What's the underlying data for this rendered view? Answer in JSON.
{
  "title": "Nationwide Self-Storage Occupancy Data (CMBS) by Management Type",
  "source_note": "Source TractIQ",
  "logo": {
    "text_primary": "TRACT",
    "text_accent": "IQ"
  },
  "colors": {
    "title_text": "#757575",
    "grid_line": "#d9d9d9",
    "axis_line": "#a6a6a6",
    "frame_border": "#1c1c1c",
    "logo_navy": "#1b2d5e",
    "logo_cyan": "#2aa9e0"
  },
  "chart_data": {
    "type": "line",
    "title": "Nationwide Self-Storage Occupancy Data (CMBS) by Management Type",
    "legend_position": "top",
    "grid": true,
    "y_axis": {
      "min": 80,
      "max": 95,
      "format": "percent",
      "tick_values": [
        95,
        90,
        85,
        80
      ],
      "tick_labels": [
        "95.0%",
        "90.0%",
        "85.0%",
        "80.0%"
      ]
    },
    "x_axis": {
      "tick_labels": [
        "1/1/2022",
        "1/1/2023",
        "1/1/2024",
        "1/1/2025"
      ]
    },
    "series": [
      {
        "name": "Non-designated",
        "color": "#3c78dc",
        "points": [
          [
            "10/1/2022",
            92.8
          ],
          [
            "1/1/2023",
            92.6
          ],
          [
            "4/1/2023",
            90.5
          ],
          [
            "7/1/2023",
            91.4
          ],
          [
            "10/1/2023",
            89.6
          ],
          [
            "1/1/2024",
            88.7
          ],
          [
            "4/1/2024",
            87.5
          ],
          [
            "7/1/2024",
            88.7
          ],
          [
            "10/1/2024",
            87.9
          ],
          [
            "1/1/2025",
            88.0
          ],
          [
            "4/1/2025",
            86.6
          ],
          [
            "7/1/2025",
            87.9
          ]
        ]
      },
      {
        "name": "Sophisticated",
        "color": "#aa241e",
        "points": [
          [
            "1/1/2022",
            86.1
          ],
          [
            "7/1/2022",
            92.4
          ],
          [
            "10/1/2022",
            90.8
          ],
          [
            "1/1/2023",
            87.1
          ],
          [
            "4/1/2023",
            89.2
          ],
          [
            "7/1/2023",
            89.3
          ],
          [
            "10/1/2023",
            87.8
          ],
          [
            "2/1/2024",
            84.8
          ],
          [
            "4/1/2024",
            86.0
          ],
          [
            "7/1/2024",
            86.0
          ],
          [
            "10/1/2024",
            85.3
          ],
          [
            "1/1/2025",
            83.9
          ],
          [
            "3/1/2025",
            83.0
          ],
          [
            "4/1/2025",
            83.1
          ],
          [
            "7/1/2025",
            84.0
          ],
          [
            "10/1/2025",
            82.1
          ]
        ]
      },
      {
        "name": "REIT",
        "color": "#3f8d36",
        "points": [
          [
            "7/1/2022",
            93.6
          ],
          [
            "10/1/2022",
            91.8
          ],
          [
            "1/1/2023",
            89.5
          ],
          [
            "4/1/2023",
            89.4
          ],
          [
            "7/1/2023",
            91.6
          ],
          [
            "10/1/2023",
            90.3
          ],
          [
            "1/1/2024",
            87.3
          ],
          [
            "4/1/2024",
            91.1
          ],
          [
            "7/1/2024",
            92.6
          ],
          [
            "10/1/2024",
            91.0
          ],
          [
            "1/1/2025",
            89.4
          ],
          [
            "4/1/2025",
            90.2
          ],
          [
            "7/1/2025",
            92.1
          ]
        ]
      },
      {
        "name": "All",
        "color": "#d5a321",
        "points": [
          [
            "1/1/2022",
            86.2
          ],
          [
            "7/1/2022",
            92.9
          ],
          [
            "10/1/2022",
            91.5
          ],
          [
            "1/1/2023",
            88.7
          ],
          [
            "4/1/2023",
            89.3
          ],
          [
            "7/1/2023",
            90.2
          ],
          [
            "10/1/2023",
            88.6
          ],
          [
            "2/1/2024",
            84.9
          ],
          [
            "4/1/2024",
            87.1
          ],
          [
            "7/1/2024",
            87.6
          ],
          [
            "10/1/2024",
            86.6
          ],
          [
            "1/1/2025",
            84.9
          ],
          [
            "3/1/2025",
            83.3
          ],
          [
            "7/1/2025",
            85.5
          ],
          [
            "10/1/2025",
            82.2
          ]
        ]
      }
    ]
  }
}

^^^^

● Exercise requirements:
Every record above should be copied exactly.

● Correct response:
What's the underlying data for this rendered view? Answer in JSON.
{
  "title": "Nationwide Self-Storage Occupancy Data (CMBS) by Management Type",
  "source_note": "Source TractIQ",
  "logo": {
    "text_primary": "TRACT",
    "text_accent": "IQ"
  },
  "colors": {
    "title_text": "#757575",
    "grid_line": "#d9d9d9",
    "axis_line": "#a6a6a6",
    "frame_border": "#1c1c1c",
    "logo_navy": "#1b2d5e",
    "logo_cyan": "#2aa9e0"
  },
  "chart_data": {
    "type": "line",
    "title": "Nationwide Self-Storage Occupancy Data (CMBS) by Management Type",
    "legend_position": "top",
    "grid": true,
    "y_axis": {
      "min": 80,
      "max": 95,
      "format": "percent",
      "tick_values": [
        95,
        90,
        85,
        80
      ],
      "tick_labels": [
        "95.0%",
        "90.0%",
        "85.0%",
        "80.0%"
      ]
    },
    "x_axis": {
      "tick_labels": [
        "1/1/2022",
        "1/1/2023",
        "1/1/2024",
        "1/1/2025"
      ]
    },
    "series": [
      {
        "name": "Non-designated",
        "color": "#3c78dc",
        "points": [
          [
            "10/1/2022",
            92.8
          ],
          [
            "1/1/2023",
            92.6
          ],
          [
            "4/1/2023",
            90.5
          ],
          [
            "7/1/2023",
            91.4
          ],
          [
            "10/1/2023",
            89.6
          ],
          [
            "1/1/2024",
            88.7
          ],
          [
            "4/1/2024",
            87.5
          ],
          [
            "7/1/2024",
            88.7
          ],
          [
            "10/1/2024",
            87.9
          ],
          [
            "1/1/2025",
            88.0
          ],
          [
            "4/1/2025",
            86.6
          ],
          [
            "7/1/2025",
            87.9
          ]
        ]
      },
      {
        "name": "Sophisticated",
        "color": "#aa241e",
        "points": [
          [
            "1/1/2022",
            86.1
          ],
          [
            "7/1/2022",
            92.4
          ],
          [
            "10/1/2022",
            90.8
          ],
          [
            "1/1/2023",
            87.1
          ],
          [
            "4/1/2023",
            89.2
          ],
          [
            "7/1/2023",
            89.3
          ],
          [
            "10/1/2023",
            87.8
          ],
          [
            "2/1/2024",
            84.8
          ],
          [
            "4/1/2024",
            86.0
          ],
          [
            "7/1/2024",
            86.0
          ],
          [
            "10/1/2024",
            85.3
          ],
          [
            "1/1/2025",
            83.9
          ],
          [
            "3/1/2025",
            83.0
          ],
          [
            "4/1/2025",
            83.1
          ],
          [
            "7/1/2025",
            84.0
          ],
          [
            "10/1/2025",
            82.1
          ]
        ]
      },
      {
        "name": "REIT",
        "color": "#3f8d36",
        "points": [
          [
            "7/1/2022",
            93.6
          ],
          [
            "10/1/2022",
            91.8
          ],
          [
            "1/1/2023",
            89.5
          ],
          [
            "4/1/2023",
            89.4
          ],
          [
            "7/1/2023",
            91.6
          ],
          [
            "10/1/2023",
            90.3
          ],
          [
            "1/1/2024",
            87.3
          ],
          [
            "4/1/2024",
            91.1
          ],
          [
            "7/1/2024",
            92.6
          ],
          [
            "10/1/2024",
            91.0
          ],
          [
            "1/1/2025",
            89.4
          ],
          [
            "4/1/2025",
            90.2
          ],
          [
            "7/1/2025",
            92.1
          ]
        ]
      },
      {
        "name": "All",
        "color": "#d5a321",
        "points": [
          [
            "1/1/2022",
            86.2
          ],
          [
            "7/1/2022",
            92.9
          ],
          [
            "10/1/2022",
            91.5
          ],
          [
            "1/1/2023",
            88.7
          ],
          [
            "4/1/2023",
            89.3
          ],
          [
            "7/1/2023",
            90.2
          ],
          [
            "10/1/2023",
            88.6
          ],
          [
            "2/1/2024",
            84.9
          ],
          [
            "4/1/2024",
            87.1
          ],
          [
            "7/1/2024",
            87.6
          ],
          [
            "10/1/2024",
            86.6
          ],
          [
            "1/1/2025",
            84.9
          ],
          [
            "3/1/2025",
            83.3
          ],
          [
            "7/1/2025",
            85.5
          ],
          [
            "10/1/2025",
            82.2
          ]
        ]
      }
    ]
  }
}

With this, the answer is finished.